→ Excerpted data
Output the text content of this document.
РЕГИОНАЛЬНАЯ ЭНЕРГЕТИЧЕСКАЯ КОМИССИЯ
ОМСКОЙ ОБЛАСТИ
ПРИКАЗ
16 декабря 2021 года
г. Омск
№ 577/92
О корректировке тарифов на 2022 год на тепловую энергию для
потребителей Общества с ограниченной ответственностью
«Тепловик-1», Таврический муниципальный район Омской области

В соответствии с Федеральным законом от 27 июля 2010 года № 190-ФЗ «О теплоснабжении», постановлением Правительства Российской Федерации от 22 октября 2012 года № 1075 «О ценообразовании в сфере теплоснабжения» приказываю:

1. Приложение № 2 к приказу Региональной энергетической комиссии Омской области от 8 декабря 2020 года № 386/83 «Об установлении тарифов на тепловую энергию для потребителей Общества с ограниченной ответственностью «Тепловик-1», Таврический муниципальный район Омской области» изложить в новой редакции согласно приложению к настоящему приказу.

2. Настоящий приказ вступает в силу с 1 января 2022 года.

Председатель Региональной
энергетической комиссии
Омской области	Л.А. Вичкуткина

...

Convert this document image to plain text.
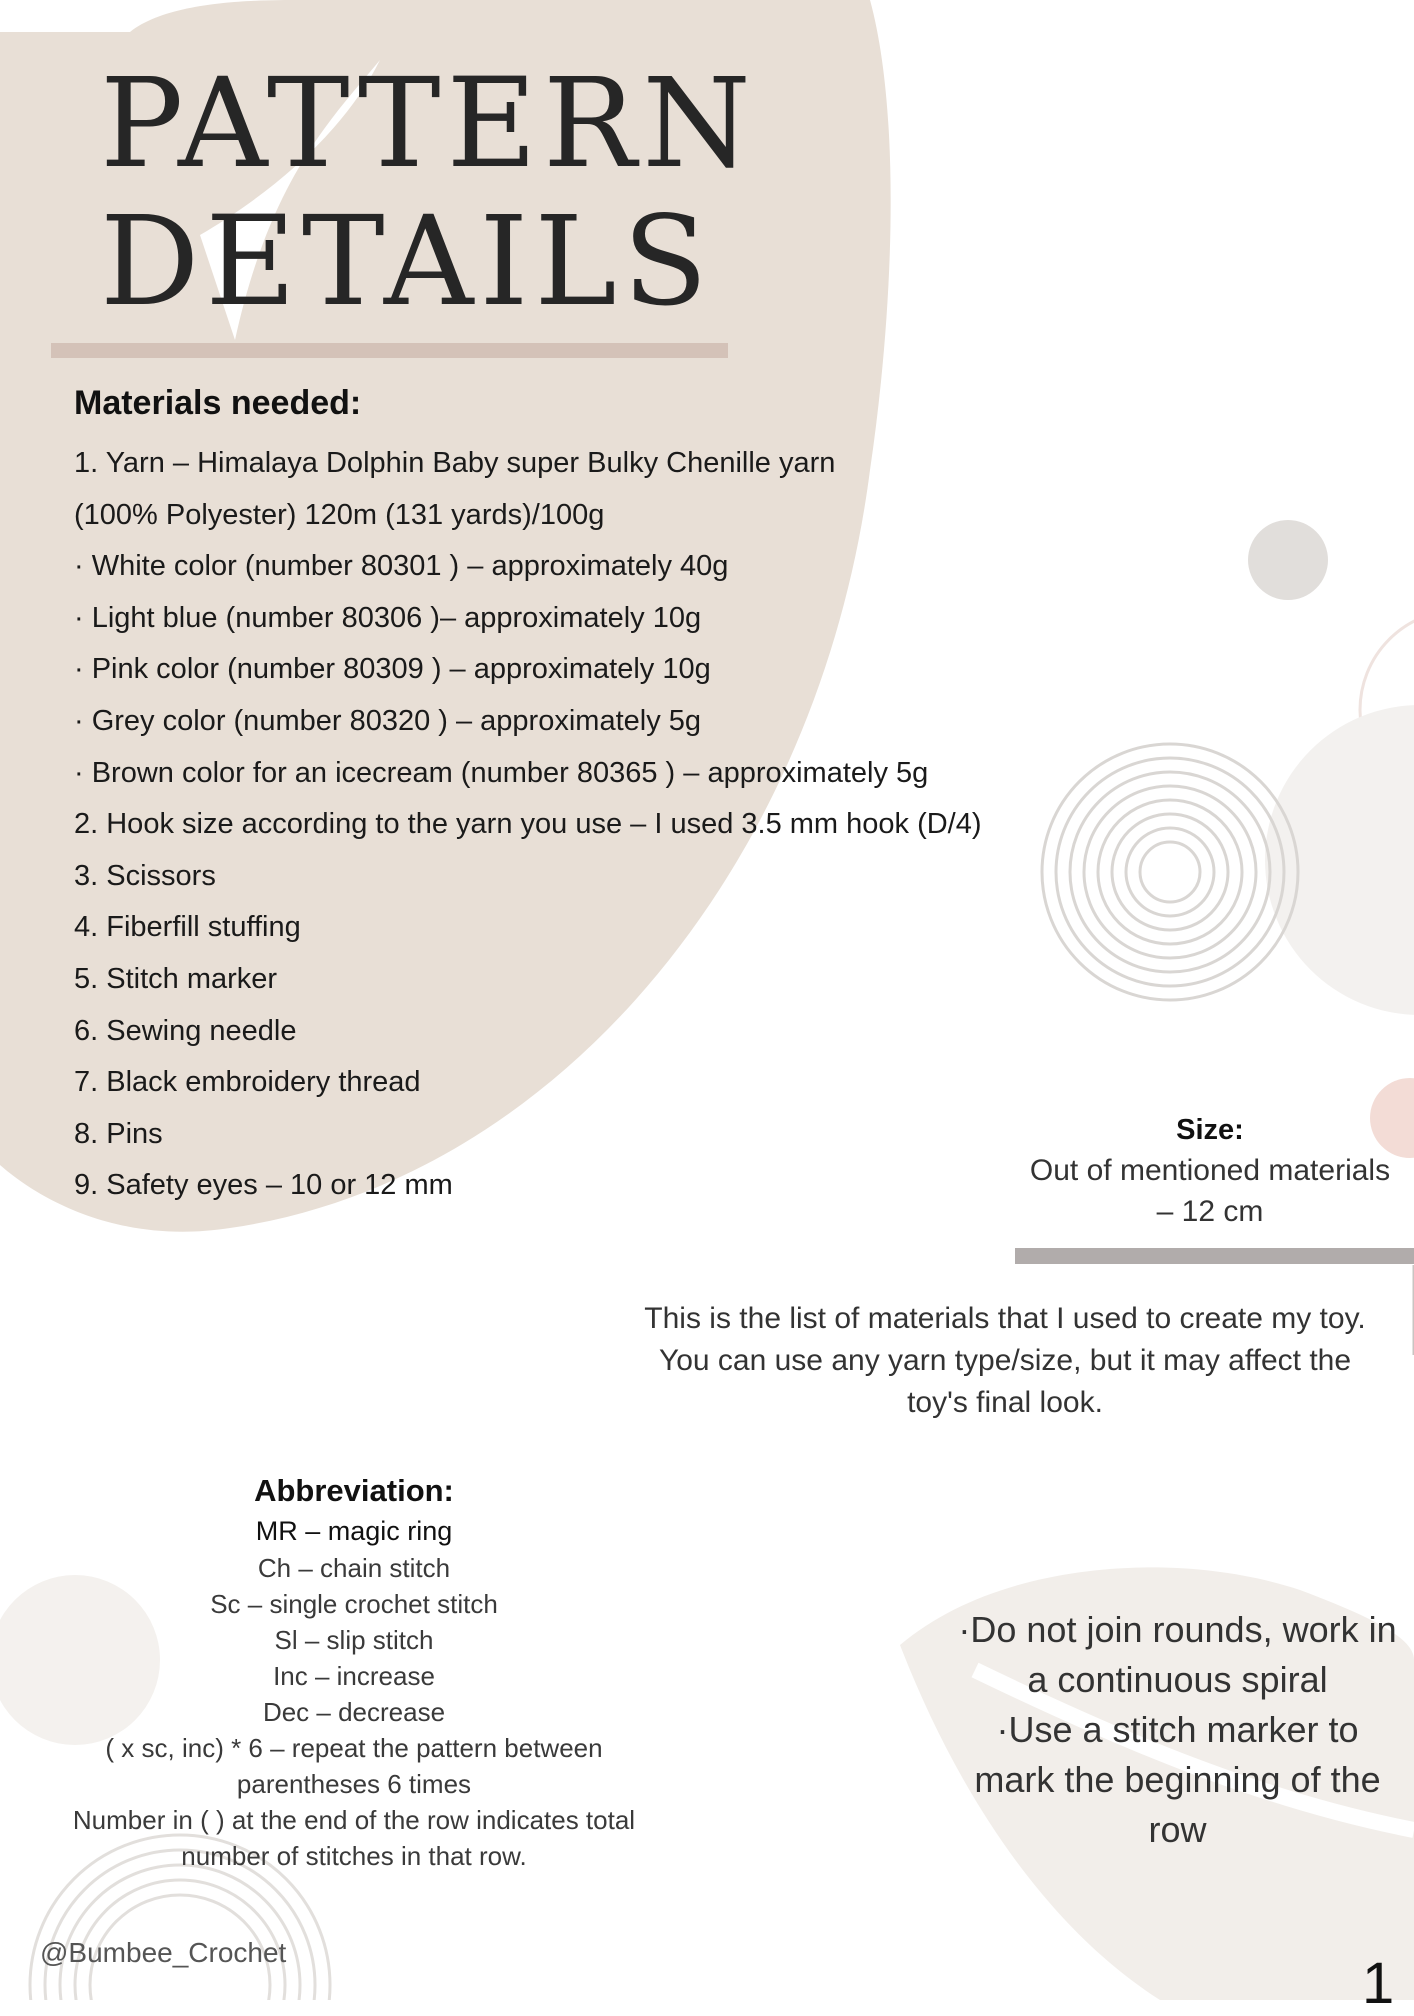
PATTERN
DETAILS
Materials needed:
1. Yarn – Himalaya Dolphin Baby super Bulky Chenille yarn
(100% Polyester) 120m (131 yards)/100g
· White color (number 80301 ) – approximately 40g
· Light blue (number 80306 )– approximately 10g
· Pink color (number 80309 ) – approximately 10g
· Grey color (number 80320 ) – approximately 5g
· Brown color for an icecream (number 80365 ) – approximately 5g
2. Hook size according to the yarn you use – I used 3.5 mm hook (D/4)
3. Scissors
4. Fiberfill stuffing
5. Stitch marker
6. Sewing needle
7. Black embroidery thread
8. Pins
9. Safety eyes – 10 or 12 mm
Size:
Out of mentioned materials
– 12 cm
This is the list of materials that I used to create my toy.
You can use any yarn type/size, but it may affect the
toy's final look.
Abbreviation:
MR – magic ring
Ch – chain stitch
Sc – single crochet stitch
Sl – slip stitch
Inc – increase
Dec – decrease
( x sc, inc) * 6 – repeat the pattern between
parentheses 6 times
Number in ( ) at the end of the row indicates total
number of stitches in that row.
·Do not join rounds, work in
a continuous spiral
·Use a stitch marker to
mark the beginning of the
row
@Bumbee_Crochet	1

--

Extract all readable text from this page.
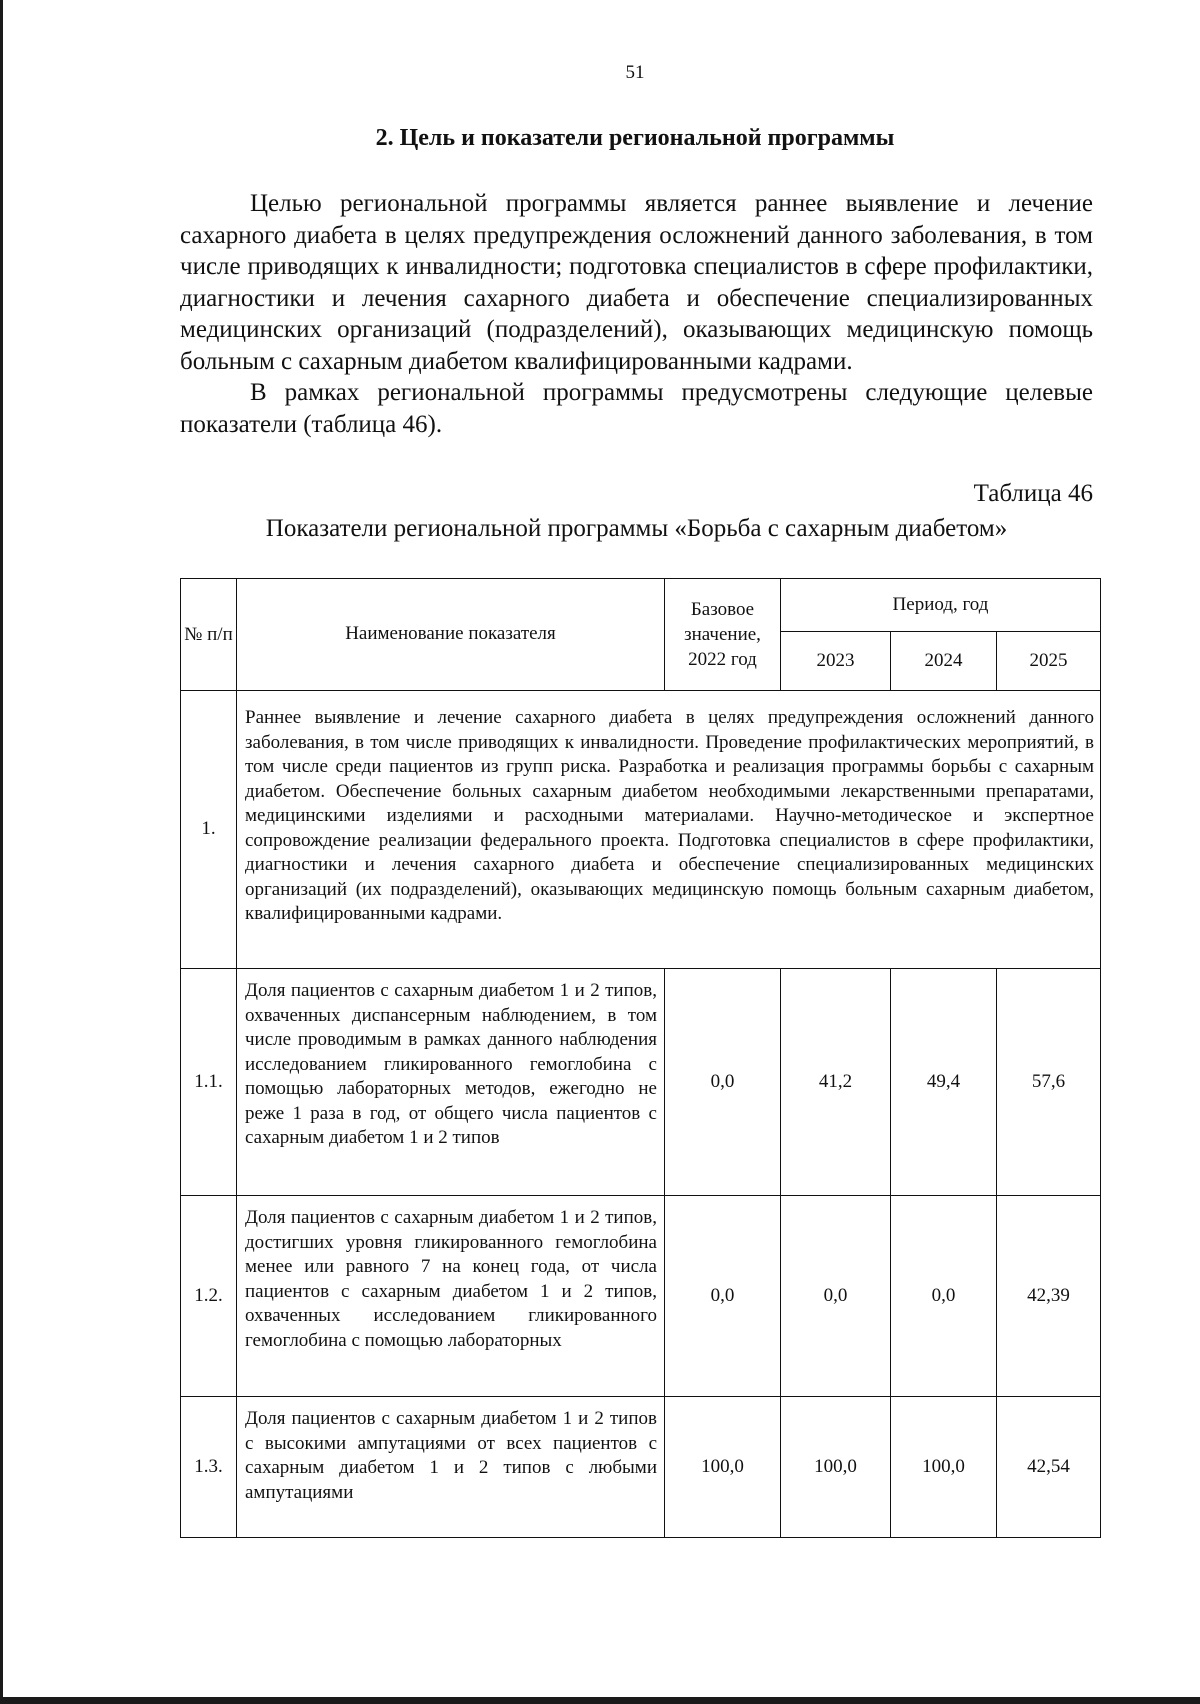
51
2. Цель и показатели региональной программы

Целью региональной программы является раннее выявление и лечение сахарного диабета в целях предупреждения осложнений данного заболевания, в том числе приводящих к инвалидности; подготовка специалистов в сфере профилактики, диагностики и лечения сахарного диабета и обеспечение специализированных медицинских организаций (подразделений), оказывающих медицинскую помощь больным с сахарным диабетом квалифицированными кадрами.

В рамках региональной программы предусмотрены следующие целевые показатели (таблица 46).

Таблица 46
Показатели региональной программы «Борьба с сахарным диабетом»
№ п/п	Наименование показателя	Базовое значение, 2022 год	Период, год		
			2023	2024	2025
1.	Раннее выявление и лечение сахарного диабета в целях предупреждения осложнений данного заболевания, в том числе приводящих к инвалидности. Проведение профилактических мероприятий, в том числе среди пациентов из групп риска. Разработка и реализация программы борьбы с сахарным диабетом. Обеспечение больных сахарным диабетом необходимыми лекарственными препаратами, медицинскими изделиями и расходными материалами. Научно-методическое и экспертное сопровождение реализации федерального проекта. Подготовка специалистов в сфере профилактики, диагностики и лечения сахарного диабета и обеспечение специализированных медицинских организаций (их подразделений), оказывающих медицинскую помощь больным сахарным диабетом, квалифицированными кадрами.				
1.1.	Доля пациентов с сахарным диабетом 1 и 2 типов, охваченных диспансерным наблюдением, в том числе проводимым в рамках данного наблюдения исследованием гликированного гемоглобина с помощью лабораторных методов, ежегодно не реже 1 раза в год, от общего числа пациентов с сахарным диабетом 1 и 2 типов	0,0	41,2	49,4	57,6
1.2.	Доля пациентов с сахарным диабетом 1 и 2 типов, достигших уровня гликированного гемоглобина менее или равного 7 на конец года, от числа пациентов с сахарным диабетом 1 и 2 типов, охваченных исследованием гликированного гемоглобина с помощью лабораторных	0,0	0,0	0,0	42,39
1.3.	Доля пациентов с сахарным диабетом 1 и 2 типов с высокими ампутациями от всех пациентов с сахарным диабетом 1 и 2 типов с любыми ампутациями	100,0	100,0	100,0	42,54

→ Exercise instructions
Scan the material above for the string "text" and return the lines that hold it.

→ Solution to this task
Output the text content of this document.
Convert this document image to plain text.
Extract all readable text from this page.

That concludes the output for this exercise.